[SHORT EXERCISE]
Extract all lines that hold the string "file".
══ SUPPLIED RECORDS ══
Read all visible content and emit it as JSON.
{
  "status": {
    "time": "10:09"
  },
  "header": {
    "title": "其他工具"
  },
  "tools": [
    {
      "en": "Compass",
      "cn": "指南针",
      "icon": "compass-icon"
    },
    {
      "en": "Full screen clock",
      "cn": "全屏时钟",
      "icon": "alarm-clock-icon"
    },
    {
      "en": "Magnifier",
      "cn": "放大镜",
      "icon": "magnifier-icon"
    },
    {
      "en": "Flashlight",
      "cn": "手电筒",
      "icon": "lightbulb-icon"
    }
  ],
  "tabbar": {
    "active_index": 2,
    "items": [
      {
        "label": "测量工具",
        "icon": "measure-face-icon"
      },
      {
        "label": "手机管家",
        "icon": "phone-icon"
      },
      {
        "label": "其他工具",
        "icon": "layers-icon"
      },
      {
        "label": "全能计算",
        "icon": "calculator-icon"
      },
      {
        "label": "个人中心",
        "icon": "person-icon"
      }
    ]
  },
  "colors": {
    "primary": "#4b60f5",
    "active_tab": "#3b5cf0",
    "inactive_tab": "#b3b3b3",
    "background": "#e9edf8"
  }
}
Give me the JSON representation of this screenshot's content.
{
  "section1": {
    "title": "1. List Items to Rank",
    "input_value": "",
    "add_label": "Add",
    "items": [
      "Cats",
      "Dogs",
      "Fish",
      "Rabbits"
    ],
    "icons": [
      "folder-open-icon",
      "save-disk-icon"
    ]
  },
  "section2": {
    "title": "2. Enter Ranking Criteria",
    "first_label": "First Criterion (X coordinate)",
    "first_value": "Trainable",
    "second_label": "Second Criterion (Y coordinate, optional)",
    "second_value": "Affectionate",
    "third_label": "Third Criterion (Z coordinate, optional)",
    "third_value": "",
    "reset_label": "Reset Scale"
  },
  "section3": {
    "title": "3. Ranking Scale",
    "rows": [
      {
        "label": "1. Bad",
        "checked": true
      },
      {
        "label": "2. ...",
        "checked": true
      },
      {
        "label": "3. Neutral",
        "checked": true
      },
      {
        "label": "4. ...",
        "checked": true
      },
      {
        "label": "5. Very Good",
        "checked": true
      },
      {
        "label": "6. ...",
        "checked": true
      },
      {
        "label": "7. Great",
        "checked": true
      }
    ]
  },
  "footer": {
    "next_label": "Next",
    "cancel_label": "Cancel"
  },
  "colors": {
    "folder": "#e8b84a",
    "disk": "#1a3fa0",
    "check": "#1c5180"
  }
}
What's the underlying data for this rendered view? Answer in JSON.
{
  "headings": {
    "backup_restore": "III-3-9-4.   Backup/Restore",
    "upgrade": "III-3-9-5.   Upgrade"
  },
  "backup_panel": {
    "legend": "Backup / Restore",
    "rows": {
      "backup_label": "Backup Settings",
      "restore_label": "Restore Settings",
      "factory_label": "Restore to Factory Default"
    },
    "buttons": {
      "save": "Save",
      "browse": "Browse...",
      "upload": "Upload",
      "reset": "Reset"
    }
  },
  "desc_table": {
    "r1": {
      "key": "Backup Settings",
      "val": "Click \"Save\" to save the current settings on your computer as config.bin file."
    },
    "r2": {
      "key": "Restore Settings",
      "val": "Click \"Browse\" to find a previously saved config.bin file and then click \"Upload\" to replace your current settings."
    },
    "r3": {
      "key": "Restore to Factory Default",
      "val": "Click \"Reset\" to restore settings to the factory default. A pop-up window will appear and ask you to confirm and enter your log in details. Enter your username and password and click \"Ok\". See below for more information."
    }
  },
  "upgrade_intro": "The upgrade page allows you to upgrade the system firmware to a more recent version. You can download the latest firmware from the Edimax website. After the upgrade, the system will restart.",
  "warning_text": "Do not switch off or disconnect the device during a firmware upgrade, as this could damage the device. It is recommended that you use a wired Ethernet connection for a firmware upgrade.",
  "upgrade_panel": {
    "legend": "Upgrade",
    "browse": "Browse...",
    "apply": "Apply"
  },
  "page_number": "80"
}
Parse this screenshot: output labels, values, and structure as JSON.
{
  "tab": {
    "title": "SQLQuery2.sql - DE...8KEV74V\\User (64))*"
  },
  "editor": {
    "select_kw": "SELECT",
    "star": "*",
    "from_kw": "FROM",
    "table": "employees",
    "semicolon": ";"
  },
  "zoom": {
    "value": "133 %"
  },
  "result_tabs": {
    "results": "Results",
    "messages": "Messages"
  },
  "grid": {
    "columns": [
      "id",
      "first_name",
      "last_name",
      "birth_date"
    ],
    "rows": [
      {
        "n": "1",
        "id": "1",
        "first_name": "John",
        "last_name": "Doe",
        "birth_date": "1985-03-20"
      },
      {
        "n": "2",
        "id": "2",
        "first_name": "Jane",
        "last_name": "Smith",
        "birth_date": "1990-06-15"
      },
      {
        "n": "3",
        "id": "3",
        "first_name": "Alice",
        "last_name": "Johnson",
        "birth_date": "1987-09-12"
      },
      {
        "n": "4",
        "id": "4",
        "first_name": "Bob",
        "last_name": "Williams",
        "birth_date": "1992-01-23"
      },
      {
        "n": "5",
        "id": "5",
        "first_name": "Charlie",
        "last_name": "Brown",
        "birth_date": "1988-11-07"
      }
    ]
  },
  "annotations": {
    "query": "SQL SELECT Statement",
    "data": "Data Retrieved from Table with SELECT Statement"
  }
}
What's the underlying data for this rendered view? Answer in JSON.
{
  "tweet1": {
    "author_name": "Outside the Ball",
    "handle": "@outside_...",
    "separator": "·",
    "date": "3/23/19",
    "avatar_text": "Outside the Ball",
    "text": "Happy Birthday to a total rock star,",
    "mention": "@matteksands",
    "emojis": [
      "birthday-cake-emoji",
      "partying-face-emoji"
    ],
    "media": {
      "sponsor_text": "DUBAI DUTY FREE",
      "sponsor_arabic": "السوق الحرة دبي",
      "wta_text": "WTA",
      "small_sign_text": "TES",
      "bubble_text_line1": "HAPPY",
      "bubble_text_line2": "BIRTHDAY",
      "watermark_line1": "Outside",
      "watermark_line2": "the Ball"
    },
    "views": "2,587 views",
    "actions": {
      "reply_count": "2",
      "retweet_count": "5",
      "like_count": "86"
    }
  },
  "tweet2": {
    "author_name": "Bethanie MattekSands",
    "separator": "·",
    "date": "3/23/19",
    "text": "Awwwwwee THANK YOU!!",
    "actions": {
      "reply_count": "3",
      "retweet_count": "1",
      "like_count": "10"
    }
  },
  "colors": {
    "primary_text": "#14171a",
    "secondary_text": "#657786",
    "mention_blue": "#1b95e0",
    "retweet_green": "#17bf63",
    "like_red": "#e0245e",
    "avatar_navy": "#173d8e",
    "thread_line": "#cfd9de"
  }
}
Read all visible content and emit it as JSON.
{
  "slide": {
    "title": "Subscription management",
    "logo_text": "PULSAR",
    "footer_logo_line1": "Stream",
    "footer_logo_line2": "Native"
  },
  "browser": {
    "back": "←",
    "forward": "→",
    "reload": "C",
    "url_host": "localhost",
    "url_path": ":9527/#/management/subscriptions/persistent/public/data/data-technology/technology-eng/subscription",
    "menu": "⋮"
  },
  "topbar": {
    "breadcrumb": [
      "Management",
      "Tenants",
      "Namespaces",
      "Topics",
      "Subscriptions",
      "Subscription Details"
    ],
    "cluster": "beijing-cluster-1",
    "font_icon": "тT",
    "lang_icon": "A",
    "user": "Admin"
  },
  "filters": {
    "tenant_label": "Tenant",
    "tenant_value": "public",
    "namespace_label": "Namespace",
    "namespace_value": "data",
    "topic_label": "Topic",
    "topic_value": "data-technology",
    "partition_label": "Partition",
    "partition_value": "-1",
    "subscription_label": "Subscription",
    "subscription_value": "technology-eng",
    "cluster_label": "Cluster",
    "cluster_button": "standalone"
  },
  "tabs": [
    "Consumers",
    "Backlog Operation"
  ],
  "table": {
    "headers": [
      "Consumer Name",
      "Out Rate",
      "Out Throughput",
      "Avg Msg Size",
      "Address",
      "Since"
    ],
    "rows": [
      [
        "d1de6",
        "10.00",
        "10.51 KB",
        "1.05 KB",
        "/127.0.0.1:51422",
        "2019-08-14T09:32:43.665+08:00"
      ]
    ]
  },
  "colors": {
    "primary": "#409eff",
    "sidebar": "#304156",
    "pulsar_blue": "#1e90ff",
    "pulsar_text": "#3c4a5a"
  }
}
═══
[OUTPUT OF THE TASK]
      "val": "Click \"Save\" to save the current settings on your computer as config.bin file."
      "val": "Click \"Browse\" to find a previously saved config.bin file and then click \"Upload\" to replace your current settings."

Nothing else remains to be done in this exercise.